- _Instructions for the task_
List each line of the data that holds the string "type", please.
##### Provided data
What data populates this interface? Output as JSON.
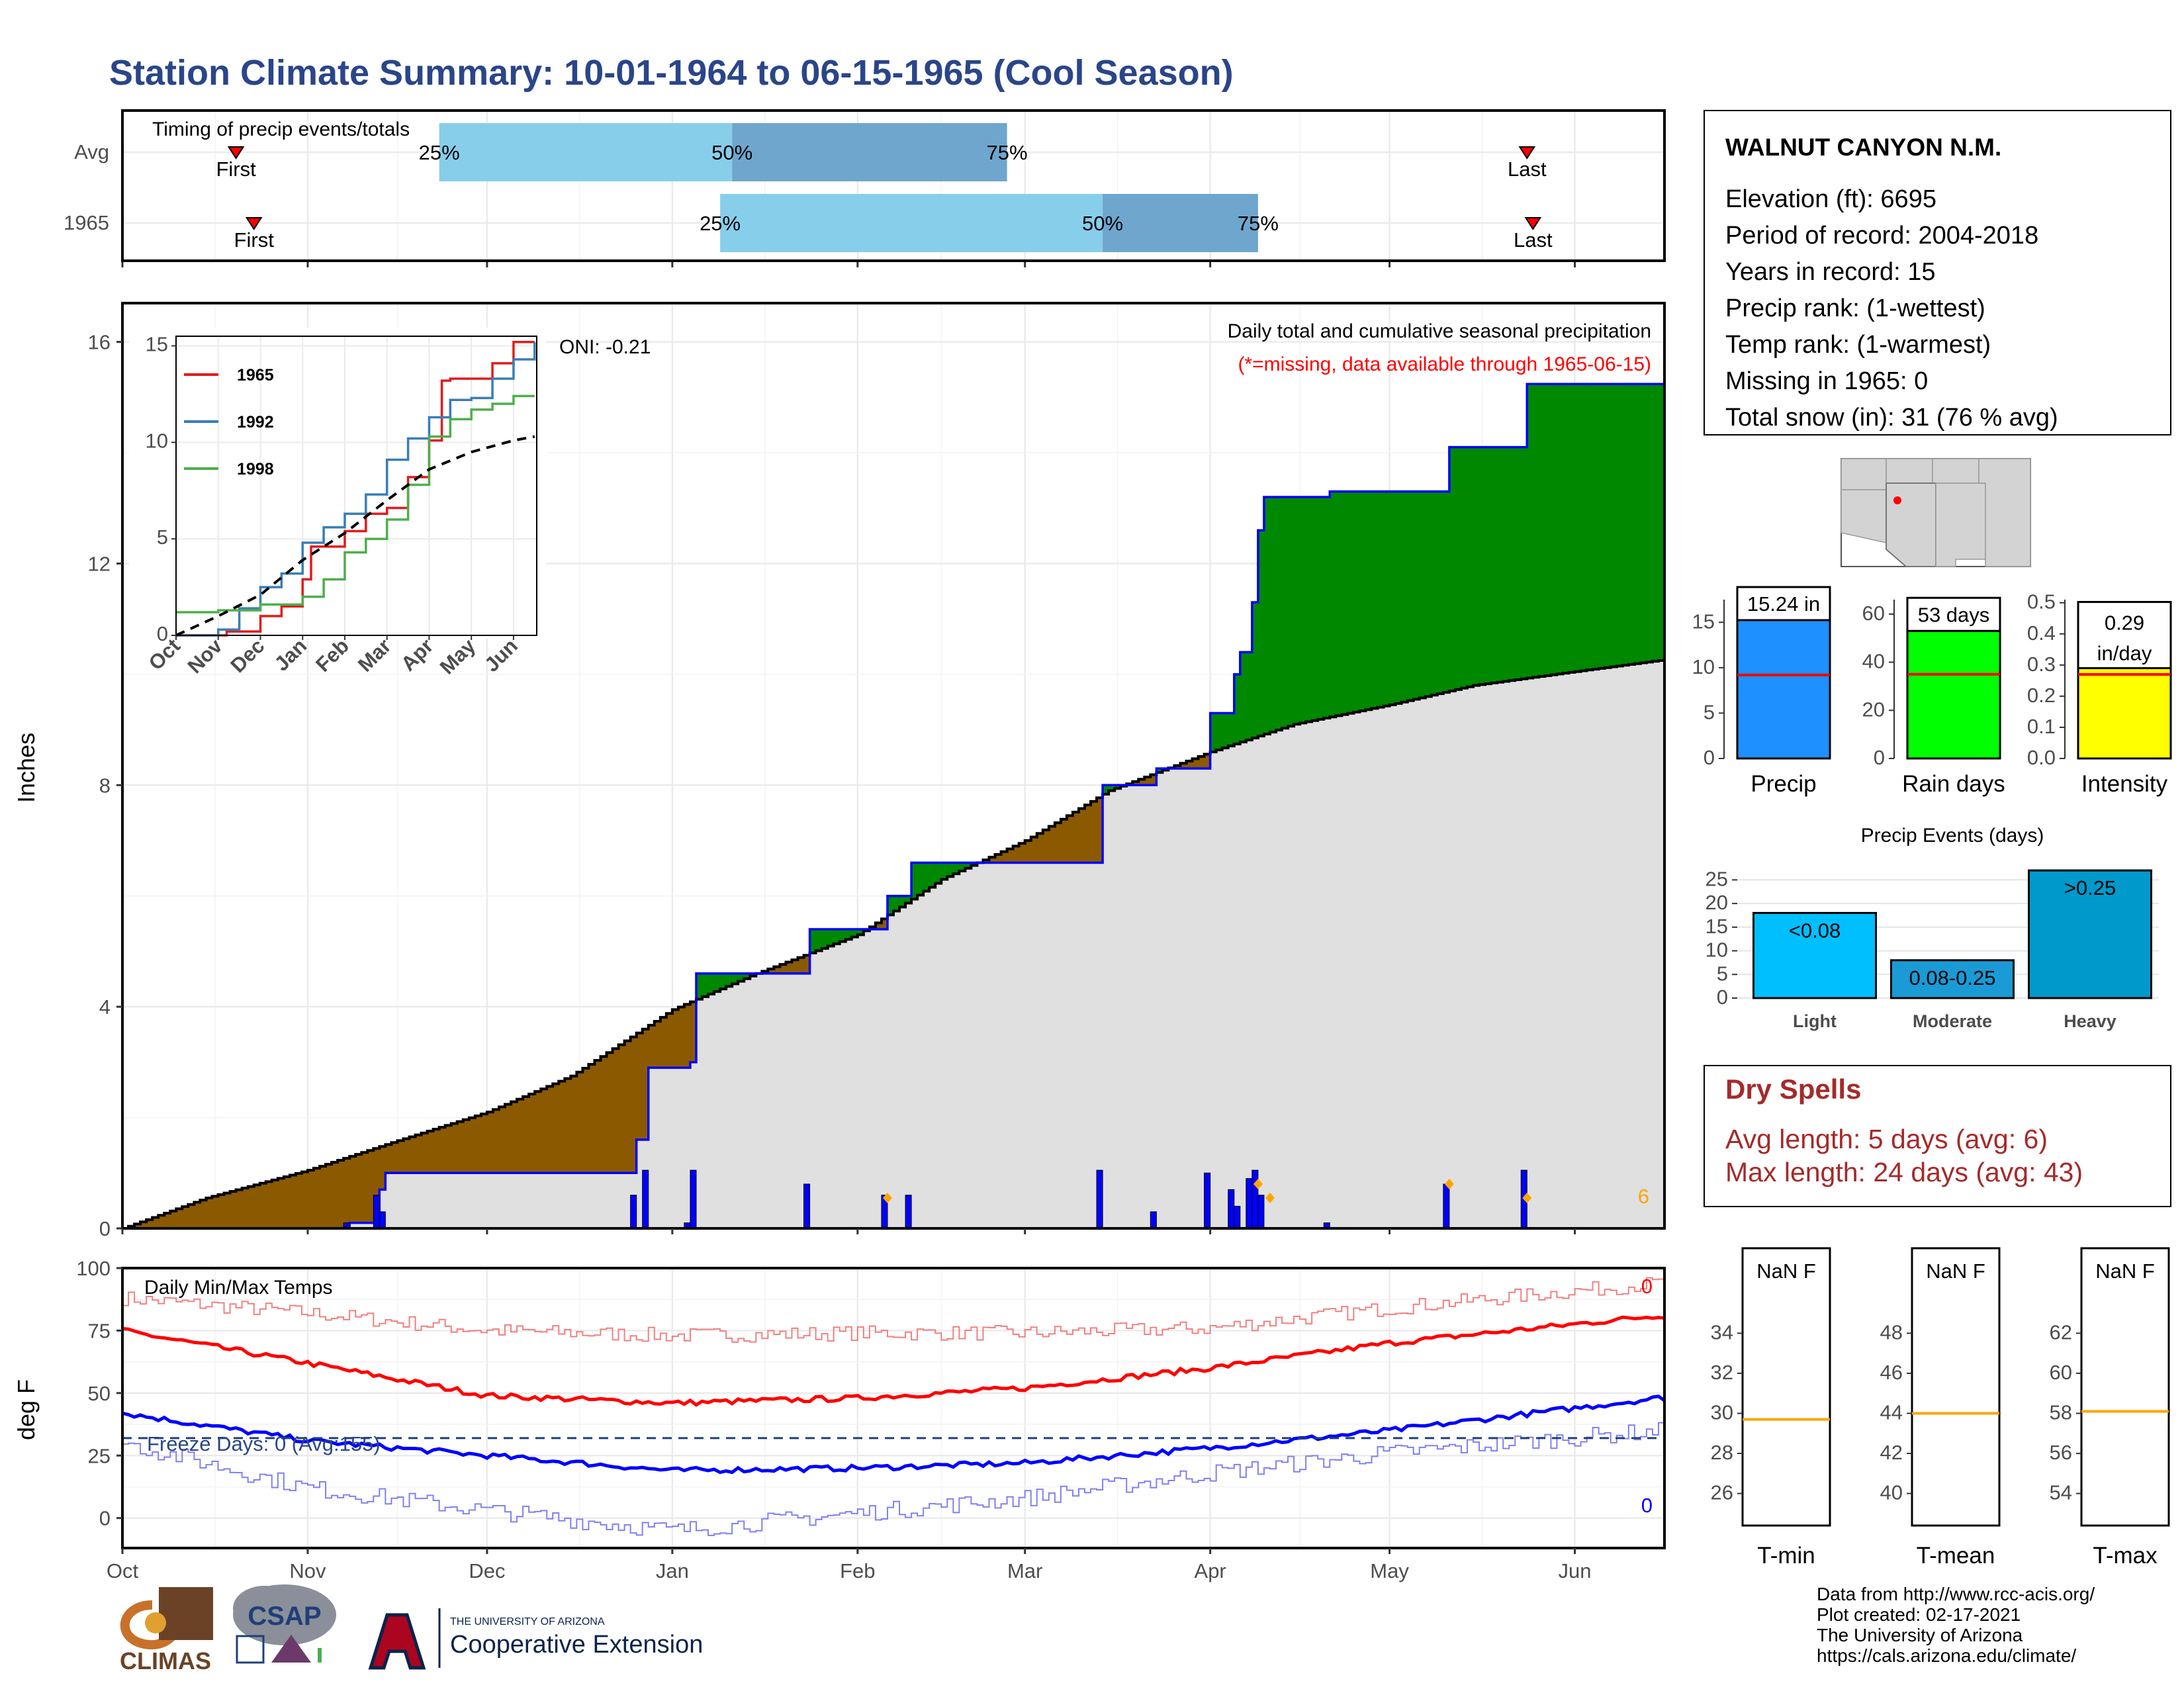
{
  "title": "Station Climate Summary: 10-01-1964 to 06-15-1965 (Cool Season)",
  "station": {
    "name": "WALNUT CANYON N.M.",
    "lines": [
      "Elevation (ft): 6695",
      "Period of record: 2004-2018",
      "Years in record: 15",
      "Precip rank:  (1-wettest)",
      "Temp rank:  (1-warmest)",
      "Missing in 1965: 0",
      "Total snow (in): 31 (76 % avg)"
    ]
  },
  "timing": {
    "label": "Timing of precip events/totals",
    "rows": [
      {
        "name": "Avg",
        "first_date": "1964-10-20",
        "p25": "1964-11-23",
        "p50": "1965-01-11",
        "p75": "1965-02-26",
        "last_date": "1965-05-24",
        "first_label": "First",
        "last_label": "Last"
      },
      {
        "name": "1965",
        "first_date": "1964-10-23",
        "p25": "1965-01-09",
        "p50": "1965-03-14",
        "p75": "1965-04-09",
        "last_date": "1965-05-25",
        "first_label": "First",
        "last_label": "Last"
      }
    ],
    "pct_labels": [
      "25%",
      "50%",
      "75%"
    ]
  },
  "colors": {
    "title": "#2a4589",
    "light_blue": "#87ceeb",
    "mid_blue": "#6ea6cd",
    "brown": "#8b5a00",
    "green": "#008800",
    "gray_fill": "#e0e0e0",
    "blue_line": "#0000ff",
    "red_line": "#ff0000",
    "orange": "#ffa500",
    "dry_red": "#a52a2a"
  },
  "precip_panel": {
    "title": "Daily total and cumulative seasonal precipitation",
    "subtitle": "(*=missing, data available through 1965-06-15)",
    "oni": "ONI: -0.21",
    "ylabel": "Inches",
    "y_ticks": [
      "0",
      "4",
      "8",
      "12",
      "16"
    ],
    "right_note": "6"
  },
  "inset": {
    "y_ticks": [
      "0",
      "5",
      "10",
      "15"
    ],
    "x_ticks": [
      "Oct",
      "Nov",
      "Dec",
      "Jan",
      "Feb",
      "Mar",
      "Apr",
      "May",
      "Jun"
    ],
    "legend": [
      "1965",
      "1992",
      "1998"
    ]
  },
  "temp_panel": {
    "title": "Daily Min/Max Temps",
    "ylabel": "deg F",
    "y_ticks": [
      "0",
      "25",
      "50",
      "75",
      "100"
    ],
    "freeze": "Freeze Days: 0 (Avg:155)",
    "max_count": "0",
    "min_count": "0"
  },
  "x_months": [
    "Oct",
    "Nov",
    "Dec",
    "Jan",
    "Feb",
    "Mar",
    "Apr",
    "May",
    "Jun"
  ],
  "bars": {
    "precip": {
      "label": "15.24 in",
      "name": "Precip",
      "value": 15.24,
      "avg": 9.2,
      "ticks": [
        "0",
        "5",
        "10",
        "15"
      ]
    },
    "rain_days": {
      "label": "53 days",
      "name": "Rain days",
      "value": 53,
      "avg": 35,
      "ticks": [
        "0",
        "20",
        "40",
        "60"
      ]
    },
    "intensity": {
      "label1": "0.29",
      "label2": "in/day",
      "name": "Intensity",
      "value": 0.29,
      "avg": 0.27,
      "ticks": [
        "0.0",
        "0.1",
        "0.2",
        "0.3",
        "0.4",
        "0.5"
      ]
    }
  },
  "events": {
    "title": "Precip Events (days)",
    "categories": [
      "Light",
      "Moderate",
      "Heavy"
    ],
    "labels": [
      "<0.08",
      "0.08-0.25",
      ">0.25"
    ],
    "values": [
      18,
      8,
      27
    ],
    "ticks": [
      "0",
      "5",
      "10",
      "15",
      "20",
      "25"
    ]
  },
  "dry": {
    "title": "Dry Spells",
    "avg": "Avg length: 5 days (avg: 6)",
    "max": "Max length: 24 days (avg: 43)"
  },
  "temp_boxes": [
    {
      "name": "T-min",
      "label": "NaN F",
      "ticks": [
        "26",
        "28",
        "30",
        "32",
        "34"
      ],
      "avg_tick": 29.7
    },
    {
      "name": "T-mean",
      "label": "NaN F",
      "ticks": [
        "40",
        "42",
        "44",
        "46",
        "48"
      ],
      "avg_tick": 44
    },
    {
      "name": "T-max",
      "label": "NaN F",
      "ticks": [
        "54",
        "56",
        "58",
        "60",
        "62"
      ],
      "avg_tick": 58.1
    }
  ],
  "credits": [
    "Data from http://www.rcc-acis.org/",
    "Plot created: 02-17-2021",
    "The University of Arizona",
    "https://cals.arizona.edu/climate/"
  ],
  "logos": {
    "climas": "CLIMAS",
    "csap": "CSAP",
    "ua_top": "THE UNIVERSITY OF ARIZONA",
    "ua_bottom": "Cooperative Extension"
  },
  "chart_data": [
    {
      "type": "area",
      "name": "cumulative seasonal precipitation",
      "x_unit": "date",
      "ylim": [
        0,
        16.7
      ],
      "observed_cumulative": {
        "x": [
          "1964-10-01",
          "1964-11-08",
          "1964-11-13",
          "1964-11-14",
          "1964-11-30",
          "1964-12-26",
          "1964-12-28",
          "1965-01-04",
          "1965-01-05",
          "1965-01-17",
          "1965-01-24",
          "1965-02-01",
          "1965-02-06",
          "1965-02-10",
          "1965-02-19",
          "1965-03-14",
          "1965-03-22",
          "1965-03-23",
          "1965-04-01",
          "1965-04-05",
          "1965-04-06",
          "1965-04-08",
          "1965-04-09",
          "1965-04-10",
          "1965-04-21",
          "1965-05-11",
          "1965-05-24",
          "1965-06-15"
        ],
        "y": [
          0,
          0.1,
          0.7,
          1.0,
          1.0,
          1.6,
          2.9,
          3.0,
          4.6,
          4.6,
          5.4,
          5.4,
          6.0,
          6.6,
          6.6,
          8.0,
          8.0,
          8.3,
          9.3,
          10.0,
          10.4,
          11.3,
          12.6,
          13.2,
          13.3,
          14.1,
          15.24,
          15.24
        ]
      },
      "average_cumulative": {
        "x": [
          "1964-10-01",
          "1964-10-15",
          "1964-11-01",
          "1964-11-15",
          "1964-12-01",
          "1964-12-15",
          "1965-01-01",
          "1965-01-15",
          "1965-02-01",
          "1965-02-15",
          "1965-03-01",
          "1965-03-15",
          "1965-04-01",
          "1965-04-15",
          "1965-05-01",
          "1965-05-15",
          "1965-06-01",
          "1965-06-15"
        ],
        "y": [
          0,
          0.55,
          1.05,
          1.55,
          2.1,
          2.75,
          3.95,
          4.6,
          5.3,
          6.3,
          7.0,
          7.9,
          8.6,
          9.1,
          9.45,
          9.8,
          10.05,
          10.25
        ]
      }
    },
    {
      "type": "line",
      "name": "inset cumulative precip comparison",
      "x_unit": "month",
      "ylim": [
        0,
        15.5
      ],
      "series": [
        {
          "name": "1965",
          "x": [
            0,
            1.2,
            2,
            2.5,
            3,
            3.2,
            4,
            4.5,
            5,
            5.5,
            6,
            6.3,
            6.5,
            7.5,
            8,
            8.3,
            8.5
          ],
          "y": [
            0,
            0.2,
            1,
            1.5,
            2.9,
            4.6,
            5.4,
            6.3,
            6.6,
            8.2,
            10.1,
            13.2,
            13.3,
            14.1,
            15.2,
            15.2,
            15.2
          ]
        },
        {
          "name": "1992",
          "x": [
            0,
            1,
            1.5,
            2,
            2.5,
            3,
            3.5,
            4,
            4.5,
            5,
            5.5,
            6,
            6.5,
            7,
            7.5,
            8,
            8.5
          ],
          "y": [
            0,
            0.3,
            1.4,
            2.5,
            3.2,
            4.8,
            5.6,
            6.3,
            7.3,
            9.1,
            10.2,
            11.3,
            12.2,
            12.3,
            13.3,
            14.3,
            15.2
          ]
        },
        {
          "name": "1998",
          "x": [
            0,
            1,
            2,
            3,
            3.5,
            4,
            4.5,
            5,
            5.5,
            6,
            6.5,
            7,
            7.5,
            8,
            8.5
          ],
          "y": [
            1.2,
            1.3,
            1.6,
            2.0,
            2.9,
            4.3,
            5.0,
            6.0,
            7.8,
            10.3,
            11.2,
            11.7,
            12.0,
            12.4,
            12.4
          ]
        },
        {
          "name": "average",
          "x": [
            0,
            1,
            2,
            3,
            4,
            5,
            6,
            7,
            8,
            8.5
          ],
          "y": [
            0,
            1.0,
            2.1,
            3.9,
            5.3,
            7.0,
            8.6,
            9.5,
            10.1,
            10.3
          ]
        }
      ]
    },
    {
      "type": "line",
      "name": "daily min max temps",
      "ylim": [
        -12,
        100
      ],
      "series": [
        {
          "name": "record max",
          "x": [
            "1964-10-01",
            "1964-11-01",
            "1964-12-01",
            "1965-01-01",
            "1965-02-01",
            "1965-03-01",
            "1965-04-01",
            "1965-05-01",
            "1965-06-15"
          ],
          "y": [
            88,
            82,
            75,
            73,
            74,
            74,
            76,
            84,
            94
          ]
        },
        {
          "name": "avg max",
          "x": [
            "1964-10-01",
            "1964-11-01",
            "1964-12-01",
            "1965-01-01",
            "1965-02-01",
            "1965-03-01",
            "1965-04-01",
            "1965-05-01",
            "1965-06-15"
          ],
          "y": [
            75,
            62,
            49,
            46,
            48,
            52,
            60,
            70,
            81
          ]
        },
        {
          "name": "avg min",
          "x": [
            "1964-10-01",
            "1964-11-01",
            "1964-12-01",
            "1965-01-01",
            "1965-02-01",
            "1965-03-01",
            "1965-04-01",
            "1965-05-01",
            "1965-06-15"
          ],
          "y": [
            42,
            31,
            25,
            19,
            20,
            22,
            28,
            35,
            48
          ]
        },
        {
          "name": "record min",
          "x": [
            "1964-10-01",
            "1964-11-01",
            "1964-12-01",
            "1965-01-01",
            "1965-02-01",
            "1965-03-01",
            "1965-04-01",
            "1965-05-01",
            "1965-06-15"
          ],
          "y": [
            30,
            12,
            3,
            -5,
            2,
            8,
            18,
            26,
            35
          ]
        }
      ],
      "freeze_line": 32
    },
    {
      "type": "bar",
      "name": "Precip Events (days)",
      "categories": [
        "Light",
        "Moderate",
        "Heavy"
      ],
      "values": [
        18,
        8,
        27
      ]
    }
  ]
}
##########
- _Result of the task_
      "type": "area",
      "type": "line",
      "type": "line",
      "type": "bar",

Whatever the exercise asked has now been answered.